» REQUIREMENT 1:
Transcribe the stretch of the excerpt on Dr. Johnson from "grace and the" through "the present time.".
» REQUIREMENT 2:
In the excerpt on Dr. Johnson, what does he say a phrase is not to be opposed to?

--- Start of SOURCE EXTRACT ---

Dr. Johnson warmly defends him against the charge of infidelity, which had been carelessly or maliciously brought against him. "He may," he says, " perhaps, in the ardor of his imagination, have hazarded an expression, which a mind intent upon faults may interpret into heresy, if considered apart from the rest of his discourse; but a phrase is not to be opposed to volumes; there is scarcely a writer to be found, whose profession was not divinity, that has so frequently testified his belief of the sacred writings, has appealed to them with such unlimited submission, or mentioned them with such unvaried reverence." And adds, "It is, indeed, somewhat wonderful, that he should be placed without the pale of Christianity, who declares, that he assumes the honorable style of a Christian,' not because it is the religion of his country,' but because, 'having in his riper years and confirmed judgment seen and examined all, he finds himself obliged, by the principles of

grace and the law of his own reason, to embrace no other name but this.'"

One more passage from Dr. Johnson, not without its application at the present time.

--- End of SOURCE EXTRACT ---
--- Start of STORED RECORDS ---

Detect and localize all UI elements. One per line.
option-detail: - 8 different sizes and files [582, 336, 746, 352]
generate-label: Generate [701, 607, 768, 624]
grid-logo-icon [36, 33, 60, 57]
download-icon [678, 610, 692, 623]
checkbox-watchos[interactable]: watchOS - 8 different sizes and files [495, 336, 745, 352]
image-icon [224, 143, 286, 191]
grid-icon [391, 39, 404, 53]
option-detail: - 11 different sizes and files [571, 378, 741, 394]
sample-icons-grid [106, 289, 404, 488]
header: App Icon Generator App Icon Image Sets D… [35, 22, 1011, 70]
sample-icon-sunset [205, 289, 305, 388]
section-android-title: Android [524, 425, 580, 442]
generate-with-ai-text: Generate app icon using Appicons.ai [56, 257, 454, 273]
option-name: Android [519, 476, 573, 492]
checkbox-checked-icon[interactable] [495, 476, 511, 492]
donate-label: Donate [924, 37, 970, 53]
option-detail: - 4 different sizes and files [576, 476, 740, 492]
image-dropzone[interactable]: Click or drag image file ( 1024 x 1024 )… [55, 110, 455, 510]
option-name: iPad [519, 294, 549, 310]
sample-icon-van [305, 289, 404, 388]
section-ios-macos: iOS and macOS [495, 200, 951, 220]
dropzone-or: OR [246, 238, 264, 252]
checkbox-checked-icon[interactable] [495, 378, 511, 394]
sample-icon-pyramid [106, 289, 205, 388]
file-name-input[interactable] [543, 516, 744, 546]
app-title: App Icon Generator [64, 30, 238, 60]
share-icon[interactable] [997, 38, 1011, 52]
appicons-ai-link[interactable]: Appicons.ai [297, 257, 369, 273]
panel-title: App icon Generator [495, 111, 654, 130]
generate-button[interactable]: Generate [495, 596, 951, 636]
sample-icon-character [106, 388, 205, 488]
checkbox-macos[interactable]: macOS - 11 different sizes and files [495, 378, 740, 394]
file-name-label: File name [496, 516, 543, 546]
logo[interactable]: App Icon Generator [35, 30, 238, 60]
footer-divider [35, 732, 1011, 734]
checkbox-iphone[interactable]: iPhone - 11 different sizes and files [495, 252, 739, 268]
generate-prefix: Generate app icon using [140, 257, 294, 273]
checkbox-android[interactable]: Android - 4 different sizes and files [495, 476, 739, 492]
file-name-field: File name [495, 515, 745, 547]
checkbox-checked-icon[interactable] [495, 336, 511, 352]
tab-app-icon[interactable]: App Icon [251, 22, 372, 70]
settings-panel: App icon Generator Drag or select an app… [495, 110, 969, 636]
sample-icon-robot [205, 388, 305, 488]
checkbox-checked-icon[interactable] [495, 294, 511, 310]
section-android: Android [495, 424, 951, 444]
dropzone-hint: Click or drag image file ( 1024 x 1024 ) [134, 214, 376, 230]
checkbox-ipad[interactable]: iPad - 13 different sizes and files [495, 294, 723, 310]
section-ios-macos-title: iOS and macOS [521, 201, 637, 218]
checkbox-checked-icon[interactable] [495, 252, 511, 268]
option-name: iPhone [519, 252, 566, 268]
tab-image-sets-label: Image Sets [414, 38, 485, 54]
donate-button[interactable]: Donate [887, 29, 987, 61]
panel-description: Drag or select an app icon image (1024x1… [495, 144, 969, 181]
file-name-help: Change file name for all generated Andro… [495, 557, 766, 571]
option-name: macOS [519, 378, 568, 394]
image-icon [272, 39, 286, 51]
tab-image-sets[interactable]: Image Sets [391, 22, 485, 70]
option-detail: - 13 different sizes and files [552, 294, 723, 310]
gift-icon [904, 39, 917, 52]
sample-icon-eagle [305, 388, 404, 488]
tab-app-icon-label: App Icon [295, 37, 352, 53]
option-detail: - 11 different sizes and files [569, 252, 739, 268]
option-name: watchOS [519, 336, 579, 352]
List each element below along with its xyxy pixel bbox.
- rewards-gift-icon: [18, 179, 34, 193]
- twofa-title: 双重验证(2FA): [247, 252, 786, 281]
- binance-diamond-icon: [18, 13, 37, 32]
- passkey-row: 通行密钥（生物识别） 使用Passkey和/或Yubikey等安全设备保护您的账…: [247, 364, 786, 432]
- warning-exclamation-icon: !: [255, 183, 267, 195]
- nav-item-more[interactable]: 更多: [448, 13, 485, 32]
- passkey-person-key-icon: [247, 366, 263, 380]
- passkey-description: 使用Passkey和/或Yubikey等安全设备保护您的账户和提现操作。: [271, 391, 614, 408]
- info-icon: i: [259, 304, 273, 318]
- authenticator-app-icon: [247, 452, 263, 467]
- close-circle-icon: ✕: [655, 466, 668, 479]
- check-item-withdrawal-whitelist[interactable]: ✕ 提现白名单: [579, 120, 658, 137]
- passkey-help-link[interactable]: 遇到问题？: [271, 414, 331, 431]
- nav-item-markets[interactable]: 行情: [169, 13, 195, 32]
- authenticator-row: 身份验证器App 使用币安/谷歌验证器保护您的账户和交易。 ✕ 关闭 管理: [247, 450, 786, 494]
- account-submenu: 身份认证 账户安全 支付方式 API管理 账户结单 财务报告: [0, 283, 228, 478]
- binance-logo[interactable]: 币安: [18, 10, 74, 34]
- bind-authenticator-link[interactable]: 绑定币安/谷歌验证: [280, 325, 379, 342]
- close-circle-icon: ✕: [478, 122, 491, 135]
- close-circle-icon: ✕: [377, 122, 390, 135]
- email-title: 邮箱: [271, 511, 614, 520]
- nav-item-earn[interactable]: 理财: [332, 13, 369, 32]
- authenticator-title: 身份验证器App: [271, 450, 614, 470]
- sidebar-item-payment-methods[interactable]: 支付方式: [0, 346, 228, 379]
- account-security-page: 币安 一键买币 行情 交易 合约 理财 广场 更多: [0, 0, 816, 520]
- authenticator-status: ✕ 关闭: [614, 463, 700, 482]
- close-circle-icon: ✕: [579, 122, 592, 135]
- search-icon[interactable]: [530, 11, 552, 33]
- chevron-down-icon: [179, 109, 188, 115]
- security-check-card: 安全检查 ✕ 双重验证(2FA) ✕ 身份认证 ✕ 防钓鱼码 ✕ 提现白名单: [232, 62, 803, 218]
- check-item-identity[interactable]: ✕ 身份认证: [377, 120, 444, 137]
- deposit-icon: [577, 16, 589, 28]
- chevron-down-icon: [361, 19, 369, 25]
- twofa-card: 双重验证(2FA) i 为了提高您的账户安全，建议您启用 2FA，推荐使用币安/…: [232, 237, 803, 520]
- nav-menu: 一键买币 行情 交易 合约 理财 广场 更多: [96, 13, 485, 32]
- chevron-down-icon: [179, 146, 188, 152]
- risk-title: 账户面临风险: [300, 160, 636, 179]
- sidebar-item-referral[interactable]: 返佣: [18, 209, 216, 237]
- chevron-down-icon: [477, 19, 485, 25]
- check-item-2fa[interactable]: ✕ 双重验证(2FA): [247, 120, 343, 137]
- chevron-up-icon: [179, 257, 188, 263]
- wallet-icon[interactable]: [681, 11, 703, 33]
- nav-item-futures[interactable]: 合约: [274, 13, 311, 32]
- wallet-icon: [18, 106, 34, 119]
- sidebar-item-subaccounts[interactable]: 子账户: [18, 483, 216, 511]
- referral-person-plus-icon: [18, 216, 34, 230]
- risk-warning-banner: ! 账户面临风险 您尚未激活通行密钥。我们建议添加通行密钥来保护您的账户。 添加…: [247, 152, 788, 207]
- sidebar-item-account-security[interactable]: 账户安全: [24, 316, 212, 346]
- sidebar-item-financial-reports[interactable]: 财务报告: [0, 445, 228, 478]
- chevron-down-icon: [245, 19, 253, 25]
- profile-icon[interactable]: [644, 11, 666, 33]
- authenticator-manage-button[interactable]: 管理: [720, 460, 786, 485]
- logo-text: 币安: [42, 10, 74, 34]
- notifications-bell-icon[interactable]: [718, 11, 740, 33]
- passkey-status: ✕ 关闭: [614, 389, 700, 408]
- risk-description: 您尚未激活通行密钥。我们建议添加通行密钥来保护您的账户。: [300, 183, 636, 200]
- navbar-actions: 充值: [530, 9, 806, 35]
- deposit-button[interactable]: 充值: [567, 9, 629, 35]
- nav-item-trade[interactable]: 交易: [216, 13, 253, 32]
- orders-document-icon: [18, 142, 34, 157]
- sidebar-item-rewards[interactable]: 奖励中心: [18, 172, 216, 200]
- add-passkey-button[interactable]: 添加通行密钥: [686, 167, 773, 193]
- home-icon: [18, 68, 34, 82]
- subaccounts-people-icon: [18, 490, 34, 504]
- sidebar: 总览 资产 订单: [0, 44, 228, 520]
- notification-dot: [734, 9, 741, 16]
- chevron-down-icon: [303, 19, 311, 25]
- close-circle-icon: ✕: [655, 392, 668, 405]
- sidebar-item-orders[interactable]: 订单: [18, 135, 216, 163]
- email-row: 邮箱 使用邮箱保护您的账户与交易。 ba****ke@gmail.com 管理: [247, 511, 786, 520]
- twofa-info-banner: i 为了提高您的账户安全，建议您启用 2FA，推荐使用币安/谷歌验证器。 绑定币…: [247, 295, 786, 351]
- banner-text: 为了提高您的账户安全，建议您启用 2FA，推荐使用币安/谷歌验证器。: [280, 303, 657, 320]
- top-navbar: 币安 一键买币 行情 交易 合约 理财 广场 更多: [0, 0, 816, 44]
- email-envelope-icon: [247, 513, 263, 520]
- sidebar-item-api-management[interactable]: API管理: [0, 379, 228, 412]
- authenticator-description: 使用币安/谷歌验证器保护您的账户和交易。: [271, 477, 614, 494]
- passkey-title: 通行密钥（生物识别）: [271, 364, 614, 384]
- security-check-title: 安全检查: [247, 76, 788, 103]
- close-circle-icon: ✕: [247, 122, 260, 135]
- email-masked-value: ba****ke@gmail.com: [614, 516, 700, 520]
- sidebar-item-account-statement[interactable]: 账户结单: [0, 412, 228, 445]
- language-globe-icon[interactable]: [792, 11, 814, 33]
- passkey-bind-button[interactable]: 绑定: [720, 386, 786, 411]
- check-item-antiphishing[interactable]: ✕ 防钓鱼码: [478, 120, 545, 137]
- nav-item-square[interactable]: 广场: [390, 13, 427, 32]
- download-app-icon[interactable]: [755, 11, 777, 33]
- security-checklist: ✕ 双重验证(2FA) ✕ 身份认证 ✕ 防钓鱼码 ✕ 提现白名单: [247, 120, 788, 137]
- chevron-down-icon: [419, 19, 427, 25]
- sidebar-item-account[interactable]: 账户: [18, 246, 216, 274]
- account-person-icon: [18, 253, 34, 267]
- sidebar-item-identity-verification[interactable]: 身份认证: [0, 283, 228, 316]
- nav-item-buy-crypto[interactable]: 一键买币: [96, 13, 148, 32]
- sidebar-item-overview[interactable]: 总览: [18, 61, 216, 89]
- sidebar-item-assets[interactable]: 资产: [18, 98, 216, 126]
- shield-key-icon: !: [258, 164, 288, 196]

--- End of STORED RECORDS ---

» RESPONSE 1:
grace and the law of his own reason, to embrace no other name but this.'"

One more passage from Dr. Johnson, not without its application at the present time.

» RESPONSE 2:
Volumes.